> _SELECTED PASSAGE_:
☆ ☆ ☆ ☆ ☆ ☆ ☆

# Any reports for Maumee Bay???



## PCT (Aug 9, 2011)

Hello,

I am waiting to see when the walleye will be stacking up in the Maumee Bay? Does anybody have a report yet or is it a little too soon?


Thanks,

PCT


----------



## KaGee (Sep 8, 2006)

They ought to be staging, but I haven't heard of anything happening... yet.


----------



## DeathFromAbove (Oct 21, 2008)

I talked to a guy today who said his friend got them out by the humps, if you dont mind second hand info. They should have been there for awhile if they're in the river.


----------



## Erie1 (Jan 30, 2012)

I live on the bay and watching closely every day. I also check Cullen Park for trailers. I see one boat out every now and then but nothing to get excited about yet. The best time to fish the humps is the last few hours of the day into the night when there running. A WARNING TO ALL>>>I CAN'T SAY IT ENOUGH>>> BE VERY CAREFUL IF YOU SEE A LAKE FREIGHTER COMING WHEN FISHING THE GRAVEL BARS AND HUMPS. The freighter displace a lot of water when going up and down the river. If there is a 10 MPH current coming down the river and the freighter is moving 10 knots going up river there will be 7 to 8 ft waves crashing over the bars and humps. There are rock piles in back of Bay Shore Power Plant and if your fishing there the water will go down as the waves come by and the rocks will pop up. If a freighter is coming move away from the bars and humps and let it pass.

☆ ☆ ☆ ☆ ☆ ☆ ☆

> _RECORDED INFORMATION_:
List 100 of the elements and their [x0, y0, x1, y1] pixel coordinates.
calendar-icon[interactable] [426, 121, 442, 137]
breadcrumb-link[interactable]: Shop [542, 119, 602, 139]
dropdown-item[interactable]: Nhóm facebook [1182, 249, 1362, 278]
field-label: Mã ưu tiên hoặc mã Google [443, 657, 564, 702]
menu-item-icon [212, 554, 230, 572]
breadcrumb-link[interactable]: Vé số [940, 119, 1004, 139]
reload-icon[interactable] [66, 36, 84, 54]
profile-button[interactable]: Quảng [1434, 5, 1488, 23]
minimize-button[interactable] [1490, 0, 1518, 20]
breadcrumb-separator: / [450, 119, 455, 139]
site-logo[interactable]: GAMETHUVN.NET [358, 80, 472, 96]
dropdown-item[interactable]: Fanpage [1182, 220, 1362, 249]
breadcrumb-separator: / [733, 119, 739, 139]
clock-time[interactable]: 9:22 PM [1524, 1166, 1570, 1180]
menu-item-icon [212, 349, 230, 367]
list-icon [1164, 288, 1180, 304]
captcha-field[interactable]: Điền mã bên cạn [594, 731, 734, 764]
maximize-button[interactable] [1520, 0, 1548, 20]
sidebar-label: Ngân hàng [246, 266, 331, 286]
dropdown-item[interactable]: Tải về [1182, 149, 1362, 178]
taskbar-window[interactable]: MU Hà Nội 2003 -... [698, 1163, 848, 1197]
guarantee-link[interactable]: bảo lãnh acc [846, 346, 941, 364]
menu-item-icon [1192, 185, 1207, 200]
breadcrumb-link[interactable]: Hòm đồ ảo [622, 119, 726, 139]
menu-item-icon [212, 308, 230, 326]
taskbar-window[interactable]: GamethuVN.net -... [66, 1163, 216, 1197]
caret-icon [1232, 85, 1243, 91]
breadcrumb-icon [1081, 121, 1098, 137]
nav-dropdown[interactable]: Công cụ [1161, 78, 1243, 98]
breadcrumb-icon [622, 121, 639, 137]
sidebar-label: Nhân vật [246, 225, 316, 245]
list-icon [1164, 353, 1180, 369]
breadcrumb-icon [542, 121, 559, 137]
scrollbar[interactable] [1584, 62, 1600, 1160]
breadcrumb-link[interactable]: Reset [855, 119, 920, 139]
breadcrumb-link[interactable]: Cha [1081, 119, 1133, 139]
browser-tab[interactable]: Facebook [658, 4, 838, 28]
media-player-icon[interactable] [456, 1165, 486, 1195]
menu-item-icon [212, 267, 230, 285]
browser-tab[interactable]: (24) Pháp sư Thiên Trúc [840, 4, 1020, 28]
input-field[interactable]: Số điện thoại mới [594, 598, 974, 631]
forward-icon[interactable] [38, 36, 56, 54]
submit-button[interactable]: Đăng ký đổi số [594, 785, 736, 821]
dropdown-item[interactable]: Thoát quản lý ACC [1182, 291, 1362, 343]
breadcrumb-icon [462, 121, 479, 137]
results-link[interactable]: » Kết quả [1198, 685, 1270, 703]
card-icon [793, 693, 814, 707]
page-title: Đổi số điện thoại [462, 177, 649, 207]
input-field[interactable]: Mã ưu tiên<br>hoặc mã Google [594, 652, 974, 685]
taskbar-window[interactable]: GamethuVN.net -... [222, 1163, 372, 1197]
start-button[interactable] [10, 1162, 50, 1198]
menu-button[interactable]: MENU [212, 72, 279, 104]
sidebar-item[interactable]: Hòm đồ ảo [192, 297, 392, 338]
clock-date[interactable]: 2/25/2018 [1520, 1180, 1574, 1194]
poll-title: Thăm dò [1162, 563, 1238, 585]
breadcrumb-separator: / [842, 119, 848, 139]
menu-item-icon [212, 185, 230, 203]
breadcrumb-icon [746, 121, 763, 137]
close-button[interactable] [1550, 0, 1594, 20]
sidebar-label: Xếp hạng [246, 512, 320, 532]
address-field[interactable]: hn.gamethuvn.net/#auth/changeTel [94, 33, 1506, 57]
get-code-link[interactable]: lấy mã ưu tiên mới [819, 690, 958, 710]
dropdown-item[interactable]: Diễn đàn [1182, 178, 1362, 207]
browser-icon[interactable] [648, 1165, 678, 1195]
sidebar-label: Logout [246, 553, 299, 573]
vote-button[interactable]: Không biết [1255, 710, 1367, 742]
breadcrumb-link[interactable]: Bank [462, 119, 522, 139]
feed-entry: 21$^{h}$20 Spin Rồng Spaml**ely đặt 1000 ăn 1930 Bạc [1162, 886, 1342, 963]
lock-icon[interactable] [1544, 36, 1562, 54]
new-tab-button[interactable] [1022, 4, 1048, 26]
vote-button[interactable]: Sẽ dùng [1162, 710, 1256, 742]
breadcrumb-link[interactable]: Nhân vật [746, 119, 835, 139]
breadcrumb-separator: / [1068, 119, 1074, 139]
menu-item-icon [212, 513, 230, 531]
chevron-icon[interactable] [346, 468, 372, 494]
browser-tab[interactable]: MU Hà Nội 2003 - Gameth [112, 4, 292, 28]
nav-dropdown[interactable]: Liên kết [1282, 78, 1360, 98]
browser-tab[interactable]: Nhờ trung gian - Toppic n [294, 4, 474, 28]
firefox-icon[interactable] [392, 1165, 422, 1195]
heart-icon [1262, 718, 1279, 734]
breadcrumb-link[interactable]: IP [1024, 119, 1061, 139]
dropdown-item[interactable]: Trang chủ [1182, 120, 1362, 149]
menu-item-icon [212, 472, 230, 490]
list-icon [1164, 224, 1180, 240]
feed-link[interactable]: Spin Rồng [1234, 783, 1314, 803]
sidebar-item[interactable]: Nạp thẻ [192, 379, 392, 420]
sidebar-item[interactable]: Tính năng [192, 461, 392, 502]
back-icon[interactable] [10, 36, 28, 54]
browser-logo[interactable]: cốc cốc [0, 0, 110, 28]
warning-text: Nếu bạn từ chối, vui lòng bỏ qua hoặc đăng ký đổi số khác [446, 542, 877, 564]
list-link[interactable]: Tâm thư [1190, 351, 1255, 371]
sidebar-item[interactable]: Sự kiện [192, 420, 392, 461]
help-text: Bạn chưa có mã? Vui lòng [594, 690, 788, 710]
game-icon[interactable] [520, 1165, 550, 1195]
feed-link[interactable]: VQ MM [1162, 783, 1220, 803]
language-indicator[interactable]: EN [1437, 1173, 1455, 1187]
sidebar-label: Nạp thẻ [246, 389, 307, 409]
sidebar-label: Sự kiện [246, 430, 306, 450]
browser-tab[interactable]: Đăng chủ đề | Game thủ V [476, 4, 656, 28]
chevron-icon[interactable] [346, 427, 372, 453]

☆ ☆ ☆ ☆ ☆ ☆ ☆

> _TASK STATEMENT_:
Can you continue the forum thread about walleye in Maumee Bay from where it stops?

> _EXERCISE OUTPUT_:
I hunt and fish out there all the time....The first time you see this happen it will make your butt pucker unless your into this kind of excitement.

If I see any activity out there I will post it ASAP


----------



## PCT (Aug 9, 2011)

Looks like we are heading up there either Sat or Sun to fish the bay. We will be heading out of Cullen Park, I saw the docks are in. Is there any other updates? I plan to be fishing out by Turtle Island but I keep hearing about the gravel bar. Can someone tell me more about these gravel bars? Where are they located? Do you still use hair jigs? Any information would be greatly appreciated.

Thanks,

PCT


----------



## AvianHunter (Jan 23, 2009)

Hair jigs and blade baits outside of the lines. We always try to get outside of the "Maumee Bay single hook zone" so that we can use blades. More vibration, better for stained water which is what you are faced with most of the time in that area.


----------



## KaGee (Sep 8, 2006)

AvianHunter said:


> Hair jigs and blade baits outside of the lines. *We always try to get outside of the "Maumee Bay single hook zone"* so that we can use blades. More vibration, better for stained water which is what you are faced with most of the time in that area.


Reminder, the spring hook regulations are in effect from a line between Little Cedar Point and Turtle Island all the way up river to Grand Rapids. If in doubt of where you are out in the bay, only use a single hook bait. Hate to see anyone get fined.


----------



## Erie1 (Jan 30, 2012)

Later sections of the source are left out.